Transcribe the material verbatim in full; the pictures do not belong in the copy.

Records from a collection of figures
● ● ● ● ● ● ●

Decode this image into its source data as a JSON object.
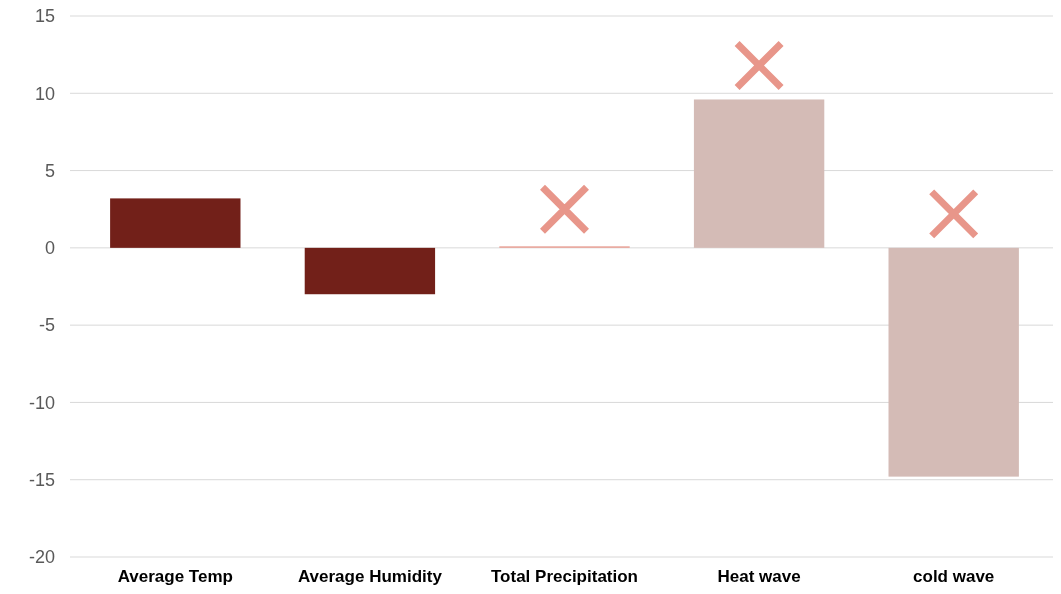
{
  "chart_data": {
    "type": "bar",
    "categories": [
      "Average Temp",
      "Average Humidity",
      "Total Precipitation",
      "Heat wave",
      "cold wave"
    ],
    "series": [
      {
        "values": [
          3.2,
          -3.0,
          0.1,
          9.6,
          -14.8
        ],
        "colors": [
          "#722019",
          "#722019",
          "#e8a298",
          "#d4bbb6",
          "#d4bbb6"
        ]
      },
      {
        "type": "scatter",
        "color": "#e8968a",
        "values": [
          null,
          null,
          2.5,
          11.8,
          2.2
        ]
      }
    ],
    "ylim": [
      -20,
      15
    ],
    "yticks": [
      -20,
      -15,
      -10,
      -5,
      0,
      5,
      10,
      15
    ],
    "grid": "y",
    "marker": "cross"
  }
}
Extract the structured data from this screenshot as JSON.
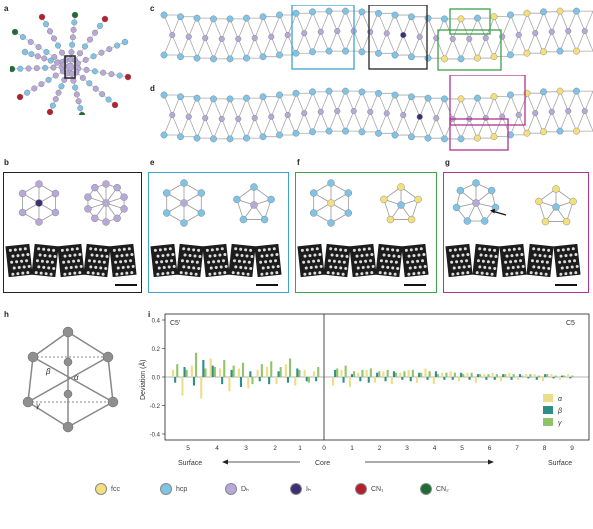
{
  "panel_labels": {
    "a": "a",
    "b": "b",
    "c": "c",
    "d": "d",
    "e": "e",
    "f": "f",
    "g": "g",
    "h": "h",
    "i": "i"
  },
  "colors": {
    "fcc": "#f2e07c",
    "hcp": "#7fc4e6",
    "dh": "#b7a8d9",
    "ih": "#3c2f73",
    "cn1": "#b51e2a",
    "cn2": "#1f6b36",
    "box_black": "#222222",
    "box_blue": "#3fa3cf",
    "box_green": "#3ea14b",
    "box_magenta": "#b0348e",
    "alpha": "#eedd88",
    "beta": "#2e8f87",
    "gamma": "#8fc46a"
  },
  "panel_h": {
    "labels": {
      "beta": "β",
      "alpha": "α",
      "gamma": "γ"
    }
  },
  "chart_data": {
    "type": "bar",
    "left_label": "C5'",
    "right_label": "C5",
    "ylabel": "Deviation (Å)",
    "ylim": [
      -0.4,
      0.4
    ],
    "yticks": [
      "0.4",
      "0.2",
      "0.0",
      "-0.2",
      "-0.4"
    ],
    "x_ticks_left": [
      "5",
      "4",
      "3",
      "2",
      "1"
    ],
    "x_center_tick": "0",
    "x_ticks_right": [
      "1",
      "2",
      "3",
      "4",
      "5",
      "6",
      "7",
      "8",
      "9"
    ],
    "xlabel_left": "Surface",
    "xlabel_center": "Core",
    "xlabel_right": "Surface",
    "legend": [
      "α",
      "β",
      "γ"
    ],
    "series": [
      {
        "name": "α",
        "values": [
          0.05,
          -0.13,
          0.08,
          -0.15,
          0.13,
          0.06,
          -0.1,
          0.06,
          -0.08,
          0.05,
          0.07,
          -0.05,
          0.09,
          -0.06,
          0.05,
          0.04,
          -0.06,
          0.05,
          -0.07,
          0.03,
          0.05,
          -0.04,
          0.04,
          -0.05,
          0.03,
          0.05,
          -0.04,
          0.06,
          -0.05,
          0.03,
          0.04,
          -0.03,
          0.03,
          -0.04,
          0.02,
          0.03,
          -0.03,
          0.03,
          -0.02,
          0.02,
          0.02,
          -0.03,
          0.02,
          -0.02,
          0.02
        ]
      },
      {
        "name": "β",
        "values": [
          -0.04,
          0.07,
          -0.06,
          0.12,
          0.08,
          -0.05,
          0.05,
          -0.07,
          0.04,
          -0.03,
          -0.05,
          0.04,
          -0.04,
          0.06,
          -0.03,
          -0.03,
          0.05,
          -0.04,
          0.02,
          -0.03,
          -0.04,
          0.03,
          -0.03,
          0.04,
          -0.02,
          -0.03,
          0.03,
          -0.02,
          0.04,
          -0.02,
          -0.02,
          0.03,
          -0.02,
          0.02,
          -0.02,
          -0.02,
          0.02,
          -0.02,
          0.02,
          -0.01,
          -0.02,
          0.02,
          -0.01,
          0.01,
          -0.01
        ]
      },
      {
        "name": "γ",
        "values": [
          0.09,
          0.05,
          0.17,
          0.06,
          0.07,
          0.12,
          0.08,
          0.1,
          -0.05,
          0.09,
          0.11,
          0.07,
          0.13,
          0.05,
          -0.04,
          0.07,
          0.06,
          0.08,
          0.04,
          0.05,
          0.06,
          0.04,
          0.05,
          0.03,
          0.04,
          0.05,
          0.03,
          0.04,
          0.02,
          0.03,
          0.03,
          0.02,
          0.03,
          0.02,
          0.02,
          0.02,
          0.02,
          0.02,
          0.01,
          0.02,
          0.01,
          0.02,
          0.01,
          0.01,
          0.01
        ]
      }
    ]
  },
  "legend_items": [
    {
      "label": "fcc",
      "color": "#f2e07c"
    },
    {
      "label": "hcp",
      "color": "#7fc4e6"
    },
    {
      "label": "Dₕ",
      "color": "#b7a8d9"
    },
    {
      "label": "Iₕ",
      "color": "#3c2f73"
    },
    {
      "label": "CN₁",
      "color": "#b51e2a"
    },
    {
      "label": "CN₂",
      "color": "#1f6b36"
    }
  ]
}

● ● ● ● ● ● ●

[Exercise response]
Decode this image into its source data as a JSON object.
{
  "chart_data": {
    "type": "bar",
    "categories": [
      "Average Temp",
      "Average Humidity",
      "Total Precipitation",
      "Heat wave",
      "cold wave"
    ],
    "series": [
      {
        "values": [
          3.2,
          -3.0,
          0.1,
          9.6,
          -14.8
        ],
        "colors": [
          "#722019",
          "#722019",
          "#e8a298",
          "#d4bbb6",
          "#d4bbb6"
        ]
      },
      {
        "type": "scatter",
        "color": "#e8968a",
        "values": [
          null,
          null,
          2.5,
          11.8,
          2.2
        ]
      }
    ],
    "ylim": [
      -20,
      15
    ],
    "yticks": [
      -20,
      -15,
      -10,
      -5,
      0,
      5,
      10,
      15
    ],
    "grid": "y",
    "marker": "cross"
  }
}
Extract the structured data from this screenshot as JSON.
{
  "panel_labels": {
    "a": "a",
    "b": "b",
    "c": "c",
    "d": "d",
    "e": "e",
    "f": "f",
    "g": "g",
    "h": "h",
    "i": "i"
  },
  "colors": {
    "fcc": "#f2e07c",
    "hcp": "#7fc4e6",
    "dh": "#b7a8d9",
    "ih": "#3c2f73",
    "cn1": "#b51e2a",
    "cn2": "#1f6b36",
    "box_black": "#222222",
    "box_blue": "#3fa3cf",
    "box_green": "#3ea14b",
    "box_magenta": "#b0348e",
    "alpha": "#eedd88",
    "beta": "#2e8f87",
    "gamma": "#8fc46a"
  },
  "panel_h": {
    "labels": {
      "beta": "β",
      "alpha": "α",
      "gamma": "γ"
    }
  },
  "chart_data": {
    "type": "bar",
    "left_label": "C5'",
    "right_label": "C5",
    "ylabel": "Deviation (Å)",
    "ylim": [
      -0.4,
      0.4
    ],
    "yticks": [
      "0.4",
      "0.2",
      "0.0",
      "-0.2",
      "-0.4"
    ],
    "x_ticks_left": [
      "5",
      "4",
      "3",
      "2",
      "1"
    ],
    "x_center_tick": "0",
    "x_ticks_right": [
      "1",
      "2",
      "3",
      "4",
      "5",
      "6",
      "7",
      "8",
      "9"
    ],
    "xlabel_left": "Surface",
    "xlabel_center": "Core",
    "xlabel_right": "Surface",
    "legend": [
      "α",
      "β",
      "γ"
    ],
    "series": [
      {
        "name": "α",
        "values": [
          0.05,
          -0.13,
          0.08,
          -0.15,
          0.13,
          0.06,
          -0.1,
          0.06,
          -0.08,
          0.05,
          0.07,
          -0.05,
          0.09,
          -0.06,
          0.05,
          0.04,
          -0.06,
          0.05,
          -0.07,
          0.03,
          0.05,
          -0.04,
          0.04,
          -0.05,
          0.03,
          0.05,
          -0.04,
          0.06,
          -0.05,
          0.03,
          0.04,
          -0.03,
          0.03,
          -0.04,
          0.02,
          0.03,
          -0.03,
          0.03,
          -0.02,
          0.02,
          0.02,
          -0.03,
          0.02,
          -0.02,
          0.02
        ]
      },
      {
        "name": "β",
        "values": [
          -0.04,
          0.07,
          -0.06,
          0.12,
          0.08,
          -0.05,
          0.05,
          -0.07,
          0.04,
          -0.03,
          -0.05,
          0.04,
          -0.04,
          0.06,
          -0.03,
          -0.03,
          0.05,
          -0.04,
          0.02,
          -0.03,
          -0.04,
          0.03,
          -0.03,
          0.04,
          -0.02,
          -0.03,
          0.03,
          -0.02,
          0.04,
          -0.02,
          -0.02,
          0.03,
          -0.02,
          0.02,
          -0.02,
          -0.02,
          0.02,
          -0.02,
          0.02,
          -0.01,
          -0.02,
          0.02,
          -0.01,
          0.01,
          -0.01
        ]
      },
      {
        "name": "γ",
        "values": [
          0.09,
          0.05,
          0.17,
          0.06,
          0.07,
          0.12,
          0.08,
          0.1,
          -0.05,
          0.09,
          0.11,
          0.07,
          0.13,
          0.05,
          -0.04,
          0.07,
          0.06,
          0.08,
          0.04,
          0.05,
          0.06,
          0.04,
          0.05,
          0.03,
          0.04,
          0.05,
          0.03,
          0.04,
          0.02,
          0.03,
          0.03,
          0.02,
          0.03,
          0.02,
          0.02,
          0.02,
          0.02,
          0.02,
          0.01,
          0.02,
          0.01,
          0.02,
          0.01,
          0.01,
          0.01
        ]
      }
    ]
  },
  "legend_items": [
    {
      "label": "fcc",
      "color": "#f2e07c"
    },
    {
      "label": "hcp",
      "color": "#7fc4e6"
    },
    {
      "label": "Dₕ",
      "color": "#b7a8d9"
    },
    {
      "label": "Iₕ",
      "color": "#3c2f73"
    },
    {
      "label": "CN₁",
      "color": "#b51e2a"
    },
    {
      "label": "CN₂",
      "color": "#1f6b36"
    }
  ]
}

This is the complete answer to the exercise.